Dataset records:
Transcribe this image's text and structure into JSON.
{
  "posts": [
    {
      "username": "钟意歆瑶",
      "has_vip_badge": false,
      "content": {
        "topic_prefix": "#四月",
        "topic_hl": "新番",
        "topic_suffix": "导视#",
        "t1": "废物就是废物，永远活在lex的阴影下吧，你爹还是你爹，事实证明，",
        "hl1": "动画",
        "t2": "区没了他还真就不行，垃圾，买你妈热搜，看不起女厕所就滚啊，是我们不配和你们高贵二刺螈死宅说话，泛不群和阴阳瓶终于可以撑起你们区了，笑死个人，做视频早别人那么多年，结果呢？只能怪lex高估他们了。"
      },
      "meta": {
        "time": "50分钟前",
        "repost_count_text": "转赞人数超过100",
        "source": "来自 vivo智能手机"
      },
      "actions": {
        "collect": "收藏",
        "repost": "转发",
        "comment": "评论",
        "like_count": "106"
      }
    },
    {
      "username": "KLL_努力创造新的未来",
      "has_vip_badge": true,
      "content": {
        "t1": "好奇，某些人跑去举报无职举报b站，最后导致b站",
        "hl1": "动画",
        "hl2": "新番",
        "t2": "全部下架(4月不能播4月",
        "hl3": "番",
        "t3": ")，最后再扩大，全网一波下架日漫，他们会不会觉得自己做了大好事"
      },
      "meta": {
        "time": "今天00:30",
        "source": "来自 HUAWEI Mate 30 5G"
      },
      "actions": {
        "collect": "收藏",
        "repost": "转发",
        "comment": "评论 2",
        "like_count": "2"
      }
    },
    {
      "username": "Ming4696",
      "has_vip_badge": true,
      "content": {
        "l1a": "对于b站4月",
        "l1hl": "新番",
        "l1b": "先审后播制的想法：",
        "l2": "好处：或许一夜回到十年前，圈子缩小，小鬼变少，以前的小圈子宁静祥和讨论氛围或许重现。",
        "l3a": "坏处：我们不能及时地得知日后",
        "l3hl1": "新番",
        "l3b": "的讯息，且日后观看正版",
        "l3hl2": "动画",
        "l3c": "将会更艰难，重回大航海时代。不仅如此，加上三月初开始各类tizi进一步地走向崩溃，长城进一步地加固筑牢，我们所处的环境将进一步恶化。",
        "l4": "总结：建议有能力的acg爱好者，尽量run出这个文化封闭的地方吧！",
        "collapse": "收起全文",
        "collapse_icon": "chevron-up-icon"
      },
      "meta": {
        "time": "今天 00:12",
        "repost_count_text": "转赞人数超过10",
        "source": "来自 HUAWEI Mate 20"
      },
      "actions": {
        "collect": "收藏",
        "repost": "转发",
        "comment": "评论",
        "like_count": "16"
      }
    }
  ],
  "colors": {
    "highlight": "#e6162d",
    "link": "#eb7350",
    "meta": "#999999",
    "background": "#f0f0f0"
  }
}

Exercise requirements:
Give the number of lines in the records that contain the string "username", and nothing besides.

Result of the exercise:
3